SET PROBLEM: Every record below should be written out exactly; pictures stay out.

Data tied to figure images
"""

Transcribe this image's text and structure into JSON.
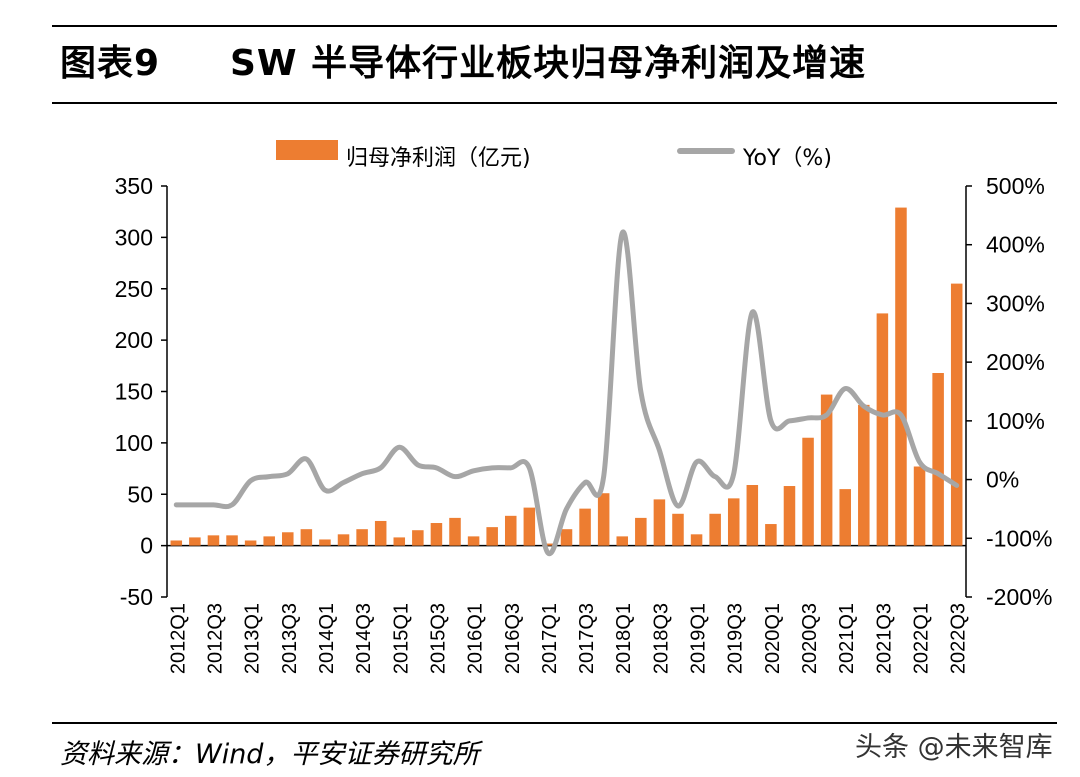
{
  "header": {
    "figure_label": "图表9",
    "figure_title": "SW 半导体行业板块归母净利润及增速"
  },
  "footer": {
    "source": "资料来源：Wind，平安证券研究所",
    "watermark": "头条 @未来智库"
  },
  "colors": {
    "bar": "#ed7d31",
    "line": "#a6a6a6"
  },
  "chart_data": {
    "type": "bar",
    "title": "",
    "categories": [
      "2012Q1",
      "2012Q2",
      "2012Q3",
      "2012Q4",
      "2013Q1",
      "2013Q2",
      "2013Q3",
      "2013Q4",
      "2014Q1",
      "2014Q2",
      "2014Q3",
      "2014Q4",
      "2015Q1",
      "2015Q2",
      "2015Q3",
      "2015Q4",
      "2016Q1",
      "2016Q2",
      "2016Q3",
      "2016Q4",
      "2017Q1",
      "2017Q2",
      "2017Q3",
      "2017Q4",
      "2018Q1",
      "2018Q2",
      "2018Q3",
      "2018Q4",
      "2019Q1",
      "2019Q2",
      "2019Q3",
      "2019Q4",
      "2020Q1",
      "2020Q2",
      "2020Q3",
      "2020Q4",
      "2021Q1",
      "2021Q2",
      "2021Q3",
      "2021Q4",
      "2022Q1",
      "2022Q2",
      "2022Q3"
    ],
    "tick_labels": [
      "2012Q1",
      "2012Q3",
      "2013Q1",
      "2013Q3",
      "2014Q1",
      "2014Q3",
      "2015Q1",
      "2015Q3",
      "2016Q1",
      "2016Q3",
      "2017Q1",
      "2017Q3",
      "2018Q1",
      "2018Q3",
      "2019Q1",
      "2019Q3",
      "2020Q1",
      "2020Q3",
      "2021Q1",
      "2021Q3",
      "2022Q1",
      "2022Q3"
    ],
    "series": [
      {
        "name": "归母净利润（亿元)",
        "type": "bar",
        "axis": "left",
        "values": [
          5,
          8,
          10,
          10,
          5,
          9,
          13,
          16,
          6,
          11,
          16,
          24,
          8,
          15,
          22,
          27,
          9,
          18,
          29,
          37,
          2,
          16,
          36,
          51,
          9,
          27,
          45,
          31,
          11,
          31,
          46,
          59,
          21,
          58,
          105,
          147,
          55,
          137,
          226,
          329,
          77,
          168,
          255
        ]
      },
      {
        "name": "YoY（%)",
        "type": "line",
        "axis": "right",
        "values": [
          -43,
          -43,
          -43,
          -43,
          -2,
          5,
          10,
          35,
          -18,
          -5,
          10,
          20,
          55,
          25,
          20,
          5,
          15,
          20,
          20,
          20,
          -125,
          -50,
          -5,
          5,
          420,
          150,
          50,
          -45,
          30,
          5,
          10,
          285,
          100,
          100,
          105,
          110,
          155,
          125,
          110,
          110,
          30,
          10,
          -10
        ]
      }
    ],
    "y_left": {
      "min": -50,
      "max": 350,
      "ticks": [
        -50,
        0,
        50,
        100,
        150,
        200,
        250,
        300,
        350
      ]
    },
    "y_right": {
      "min": -200,
      "max": 500,
      "ticks": [
        "-200%",
        "-100%",
        "0%",
        "100%",
        "200%",
        "300%",
        "400%",
        "500%"
      ]
    },
    "legend": {
      "placement": "top"
    },
    "grid": false
  }
}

"""

SOLUTION:
Transcribe this image's text and structure into JSON.
{
  "header": {
    "figure_label": "图表9",
    "figure_title": "SW 半导体行业板块归母净利润及增速"
  },
  "footer": {
    "source": "资料来源：Wind，平安证券研究所",
    "watermark": "头条 @未来智库"
  },
  "colors": {
    "bar": "#ed7d31",
    "line": "#a6a6a6"
  },
  "chart_data": {
    "type": "bar",
    "title": "",
    "categories": [
      "2012Q1",
      "2012Q2",
      "2012Q3",
      "2012Q4",
      "2013Q1",
      "2013Q2",
      "2013Q3",
      "2013Q4",
      "2014Q1",
      "2014Q2",
      "2014Q3",
      "2014Q4",
      "2015Q1",
      "2015Q2",
      "2015Q3",
      "2015Q4",
      "2016Q1",
      "2016Q2",
      "2016Q3",
      "2016Q4",
      "2017Q1",
      "2017Q2",
      "2017Q3",
      "2017Q4",
      "2018Q1",
      "2018Q2",
      "2018Q3",
      "2018Q4",
      "2019Q1",
      "2019Q2",
      "2019Q3",
      "2019Q4",
      "2020Q1",
      "2020Q2",
      "2020Q3",
      "2020Q4",
      "2021Q1",
      "2021Q2",
      "2021Q3",
      "2021Q4",
      "2022Q1",
      "2022Q2",
      "2022Q3"
    ],
    "tick_labels": [
      "2012Q1",
      "2012Q3",
      "2013Q1",
      "2013Q3",
      "2014Q1",
      "2014Q3",
      "2015Q1",
      "2015Q3",
      "2016Q1",
      "2016Q3",
      "2017Q1",
      "2017Q3",
      "2018Q1",
      "2018Q3",
      "2019Q1",
      "2019Q3",
      "2020Q1",
      "2020Q3",
      "2021Q1",
      "2021Q3",
      "2022Q1",
      "2022Q3"
    ],
    "series": [
      {
        "name": "归母净利润（亿元)",
        "type": "bar",
        "axis": "left",
        "values": [
          5,
          8,
          10,
          10,
          5,
          9,
          13,
          16,
          6,
          11,
          16,
          24,
          8,
          15,
          22,
          27,
          9,
          18,
          29,
          37,
          2,
          16,
          36,
          51,
          9,
          27,
          45,
          31,
          11,
          31,
          46,
          59,
          21,
          58,
          105,
          147,
          55,
          137,
          226,
          329,
          77,
          168,
          255
        ]
      },
      {
        "name": "YoY（%)",
        "type": "line",
        "axis": "right",
        "values": [
          -43,
          -43,
          -43,
          -43,
          -2,
          5,
          10,
          35,
          -18,
          -5,
          10,
          20,
          55,
          25,
          20,
          5,
          15,
          20,
          20,
          20,
          -125,
          -50,
          -5,
          5,
          420,
          150,
          50,
          -45,
          30,
          5,
          10,
          285,
          100,
          100,
          105,
          110,
          155,
          125,
          110,
          110,
          30,
          10,
          -10
        ]
      }
    ],
    "y_left": {
      "min": -50,
      "max": 350,
      "ticks": [
        -50,
        0,
        50,
        100,
        150,
        200,
        250,
        300,
        350
      ]
    },
    "y_right": {
      "min": -200,
      "max": 500,
      "ticks": [
        "-200%",
        "-100%",
        "0%",
        "100%",
        "200%",
        "300%",
        "400%",
        "500%"
      ]
    },
    "legend": {
      "placement": "top"
    },
    "grid": false
  }
}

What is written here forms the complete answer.